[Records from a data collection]

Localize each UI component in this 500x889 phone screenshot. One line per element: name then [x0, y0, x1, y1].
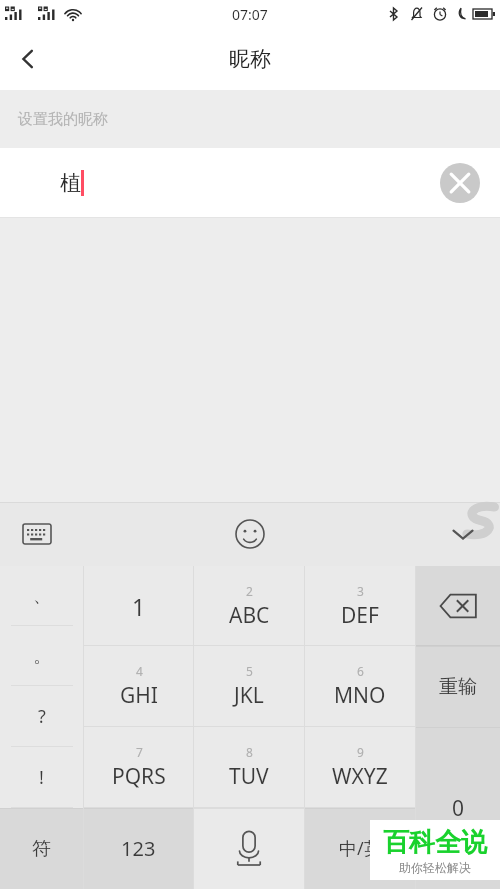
staticText: 昵称 — [229, 46, 271, 72]
staticText: 百科全说 — [383, 826, 487, 859]
button[interactable]: Switch keyboard — [12, 509, 62, 559]
staticText: PQRS — [112, 762, 166, 791]
staticText: 植 — [60, 170, 81, 196]
staticText: 。 — [33, 645, 51, 668]
button[interactable]: 植 — [0, 148, 500, 218]
button[interactable]: Voice input — [194, 808, 304, 889]
button[interactable]: 。 — [0, 626, 83, 686]
staticText: WXYZ — [332, 762, 388, 791]
staticText: 9 — [357, 744, 364, 760]
staticText: 中/英 — [339, 836, 382, 861]
button[interactable]: 1 — [84, 566, 193, 646]
staticText: 重输 — [439, 675, 477, 699]
button[interactable]: Clear text — [440, 163, 480, 203]
button[interactable]: Back — [0, 31, 56, 87]
staticText: 1 — [132, 591, 146, 622]
button[interactable]: 0 — [416, 727, 500, 889]
button[interactable]: 重输 — [416, 646, 500, 727]
staticText: 8 — [246, 744, 253, 760]
button[interactable]: 7 — [84, 727, 193, 808]
staticText: 4 — [136, 663, 143, 679]
staticText: 5 — [246, 663, 253, 679]
button[interactable]: 、 — [0, 566, 83, 626]
button[interactable]: ! — [0, 747, 83, 808]
staticText: GHI — [120, 681, 158, 710]
button[interactable]: 符 — [0, 808, 83, 889]
button[interactable]: Emoji — [225, 509, 275, 559]
staticText: MNO — [334, 681, 386, 710]
staticText: JKL — [234, 681, 264, 710]
staticText: 0 — [452, 794, 465, 823]
staticText: 123 — [121, 835, 156, 862]
button[interactable]: 4 — [84, 646, 193, 727]
staticText: 07:07 — [232, 5, 268, 24]
button[interactable]: 9 — [305, 727, 415, 808]
button[interactable]: 中/英 — [305, 808, 415, 889]
staticText: 助你轻松解决 — [399, 860, 471, 875]
staticText: TUV — [229, 762, 269, 791]
staticText: 2 — [246, 583, 253, 599]
staticText: 、 — [33, 585, 51, 608]
button[interactable]: 123 — [84, 808, 193, 889]
button[interactable]: 5 — [194, 646, 304, 727]
staticText: 符 — [32, 837, 51, 861]
staticText: ! — [39, 765, 44, 790]
button[interactable]: 6 — [305, 646, 415, 727]
button[interactable]: 8 — [194, 727, 304, 808]
staticText: 6 — [357, 663, 364, 679]
button[interactable]: ? — [0, 686, 83, 747]
staticText: 7 — [136, 744, 143, 760]
staticText: 设置我的昵称 — [18, 110, 108, 129]
button[interactable]: 2 — [194, 566, 304, 646]
button[interactable]: Backspace — [416, 566, 500, 646]
staticText: ABC — [229, 601, 270, 630]
button[interactable]: 3 — [305, 566, 415, 646]
staticText: ? — [38, 704, 46, 729]
staticText: 3 — [357, 583, 364, 599]
button[interactable]: Hide keyboard — [438, 509, 488, 559]
staticText: DEF — [341, 601, 379, 630]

Work instructions:
Please quote every line of the records above verbatim, omitting the pictures.

Output:
Localize each UI component in this 500x889 phone screenshot. One line per element: name then [x0, y0, x1, y1].
staticText: 昵称 — [229, 46, 271, 72]
staticText: 百科全说 — [383, 826, 487, 859]
button[interactable]: Switch keyboard — [12, 509, 62, 559]
staticText: PQRS — [112, 762, 166, 791]
staticText: 植 — [60, 170, 81, 196]
staticText: 。 — [33, 645, 51, 668]
button[interactable]: 植 — [0, 148, 500, 218]
button[interactable]: Voice input — [194, 808, 304, 889]
button[interactable]: 。 — [0, 626, 83, 686]
staticText: WXYZ — [332, 762, 388, 791]
staticText: 9 — [357, 744, 364, 760]
staticText: 中/英 — [339, 836, 382, 861]
button[interactable]: 1 — [84, 566, 193, 646]
staticText: 重输 — [439, 675, 477, 699]
button[interactable]: Clear text — [440, 163, 480, 203]
button[interactable]: Back — [0, 31, 56, 87]
staticText: 1 — [132, 591, 146, 622]
button[interactable]: 0 — [416, 727, 500, 889]
button[interactable]: 重输 — [416, 646, 500, 727]
staticText: 8 — [246, 744, 253, 760]
button[interactable]: 7 — [84, 727, 193, 808]
staticText: 4 — [136, 663, 143, 679]
staticText: 5 — [246, 663, 253, 679]
button[interactable]: 、 — [0, 566, 83, 626]
button[interactable]: ! — [0, 747, 83, 808]
staticText: GHI — [120, 681, 158, 710]
button[interactable]: 符 — [0, 808, 83, 889]
button[interactable]: Emoji — [225, 509, 275, 559]
staticText: MNO — [334, 681, 386, 710]
staticText: JKL — [234, 681, 264, 710]
staticText: 0 — [452, 794, 465, 823]
staticText: 123 — [121, 835, 156, 862]
button[interactable]: 4 — [84, 646, 193, 727]
staticText: 07:07 — [232, 5, 268, 24]
button[interactable]: 9 — [305, 727, 415, 808]
button[interactable]: 中/英 — [305, 808, 415, 889]
staticText: 助你轻松解决 — [399, 860, 471, 875]
staticText: TUV — [229, 762, 269, 791]
staticText: 2 — [246, 583, 253, 599]
staticText: 、 — [33, 585, 51, 608]
button[interactable]: 123 — [84, 808, 193, 889]
button[interactable]: 5 — [194, 646, 304, 727]
staticText: 符 — [32, 837, 51, 861]
staticText: ! — [39, 765, 44, 790]
button[interactable]: 6 — [305, 646, 415, 727]
button[interactable]: 8 — [194, 727, 304, 808]
staticText: 6 — [357, 663, 364, 679]
button[interactable]: ? — [0, 686, 83, 747]
staticText: 7 — [136, 744, 143, 760]
staticText: 设置我的昵称 — [18, 110, 108, 129]
button[interactable]: 2 — [194, 566, 304, 646]
button[interactable]: Backspace — [416, 566, 500, 646]
staticText: ABC — [229, 601, 270, 630]
button[interactable]: 3 — [305, 566, 415, 646]
staticText: ? — [38, 704, 46, 729]
staticText: 3 — [357, 583, 364, 599]
button[interactable]: Hide keyboard — [438, 509, 488, 559]
staticText: DEF — [341, 601, 379, 630]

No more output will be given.